━━━ Input for this task

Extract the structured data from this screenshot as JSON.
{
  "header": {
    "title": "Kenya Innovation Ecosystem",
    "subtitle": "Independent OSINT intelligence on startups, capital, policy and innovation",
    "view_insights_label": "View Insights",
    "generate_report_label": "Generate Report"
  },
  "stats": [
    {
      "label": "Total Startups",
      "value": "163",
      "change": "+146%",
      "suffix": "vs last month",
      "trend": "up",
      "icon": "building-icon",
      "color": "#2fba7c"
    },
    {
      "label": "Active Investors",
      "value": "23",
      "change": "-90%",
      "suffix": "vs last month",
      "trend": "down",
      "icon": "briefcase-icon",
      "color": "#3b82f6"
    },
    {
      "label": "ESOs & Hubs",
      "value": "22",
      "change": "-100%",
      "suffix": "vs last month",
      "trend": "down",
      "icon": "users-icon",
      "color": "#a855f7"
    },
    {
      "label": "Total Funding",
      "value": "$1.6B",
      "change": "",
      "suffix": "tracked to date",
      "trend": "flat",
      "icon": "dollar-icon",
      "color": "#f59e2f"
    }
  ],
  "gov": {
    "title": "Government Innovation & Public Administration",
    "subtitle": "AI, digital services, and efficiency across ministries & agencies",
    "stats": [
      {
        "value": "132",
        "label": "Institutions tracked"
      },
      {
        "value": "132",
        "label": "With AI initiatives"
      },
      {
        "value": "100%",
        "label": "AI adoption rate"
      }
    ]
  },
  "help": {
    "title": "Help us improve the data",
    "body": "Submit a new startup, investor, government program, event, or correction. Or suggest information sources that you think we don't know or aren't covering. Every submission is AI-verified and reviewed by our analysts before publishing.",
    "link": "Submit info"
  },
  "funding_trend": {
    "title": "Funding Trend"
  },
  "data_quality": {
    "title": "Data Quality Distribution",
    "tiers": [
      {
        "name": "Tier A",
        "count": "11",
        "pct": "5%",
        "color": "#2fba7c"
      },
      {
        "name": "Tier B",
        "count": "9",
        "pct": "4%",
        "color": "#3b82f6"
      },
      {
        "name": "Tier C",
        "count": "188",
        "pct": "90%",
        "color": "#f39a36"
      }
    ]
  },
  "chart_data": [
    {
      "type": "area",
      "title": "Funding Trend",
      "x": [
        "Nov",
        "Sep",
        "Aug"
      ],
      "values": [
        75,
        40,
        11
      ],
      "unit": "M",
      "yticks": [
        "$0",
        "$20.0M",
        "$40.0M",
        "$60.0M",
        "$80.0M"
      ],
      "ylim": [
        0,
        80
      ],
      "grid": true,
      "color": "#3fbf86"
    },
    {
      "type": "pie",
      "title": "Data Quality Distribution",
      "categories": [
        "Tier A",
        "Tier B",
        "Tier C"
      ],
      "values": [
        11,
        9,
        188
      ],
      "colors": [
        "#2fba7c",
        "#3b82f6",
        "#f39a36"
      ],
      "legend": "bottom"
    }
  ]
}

━━━━━━

__Exercise aim__
Write out each line of the data above again, exactly as given.

__Answer for this exercise__
Extract the structured data from this screenshot as JSON.
{
  "header": {
    "title": "Kenya Innovation Ecosystem",
    "subtitle": "Independent OSINT intelligence on startups, capital, policy and innovation",
    "view_insights_label": "View Insights",
    "generate_report_label": "Generate Report"
  },
  "stats": [
    {
      "label": "Total Startups",
      "value": "163",
      "change": "+146%",
      "suffix": "vs last month",
      "trend": "up",
      "icon": "building-icon",
      "color": "#2fba7c"
    },
    {
      "label": "Active Investors",
      "value": "23",
      "change": "-90%",
      "suffix": "vs last month",
      "trend": "down",
      "icon": "briefcase-icon",
      "color": "#3b82f6"
    },
    {
      "label": "ESOs & Hubs",
      "value": "22",
      "change": "-100%",
      "suffix": "vs last month",
      "trend": "down",
      "icon": "users-icon",
      "color": "#a855f7"
    },
    {
      "label": "Total Funding",
      "value": "$1.6B",
      "change": "",
      "suffix": "tracked to date",
      "trend": "flat",
      "icon": "dollar-icon",
      "color": "#f59e2f"
    }
  ],
  "gov": {
    "title": "Government Innovation & Public Administration",
    "subtitle": "AI, digital services, and efficiency across ministries & agencies",
    "stats": [
      {
        "value": "132",
        "label": "Institutions tracked"
      },
      {
        "value": "132",
        "label": "With AI initiatives"
      },
      {
        "value": "100%",
        "label": "AI adoption rate"
      }
    ]
  },
  "help": {
    "title": "Help us improve the data",
    "body": "Submit a new startup, investor, government program, event, or correction. Or suggest information sources that you think we don't know or aren't covering. Every submission is AI-verified and reviewed by our analysts before publishing.",
    "link": "Submit info"
  },
  "funding_trend": {
    "title": "Funding Trend"
  },
  "data_quality": {
    "title": "Data Quality Distribution",
    "tiers": [
      {
        "name": "Tier A",
        "count": "11",
        "pct": "5%",
        "color": "#2fba7c"
      },
      {
        "name": "Tier B",
        "count": "9",
        "pct": "4%",
        "color": "#3b82f6"
      },
      {
        "name": "Tier C",
        "count": "188",
        "pct": "90%",
        "color": "#f39a36"
      }
    ]
  },
  "chart_data": [
    {
      "type": "area",
      "title": "Funding Trend",
      "x": [
        "Nov",
        "Sep",
        "Aug"
      ],
      "values": [
        75,
        40,
        11
      ],
      "unit": "M",
      "yticks": [
        "$0",
        "$20.0M",
        "$40.0M",
        "$60.0M",
        "$80.0M"
      ],
      "ylim": [
        0,
        80
      ],
      "grid": true,
      "color": "#3fbf86"
    },
    {
      "type": "pie",
      "title": "Data Quality Distribution",
      "categories": [
        "Tier A",
        "Tier B",
        "Tier C"
      ],
      "values": [
        11,
        9,
        188
      ],
      "colors": [
        "#2fba7c",
        "#3b82f6",
        "#f39a36"
      ],
      "legend": "bottom"
    }
  ]
}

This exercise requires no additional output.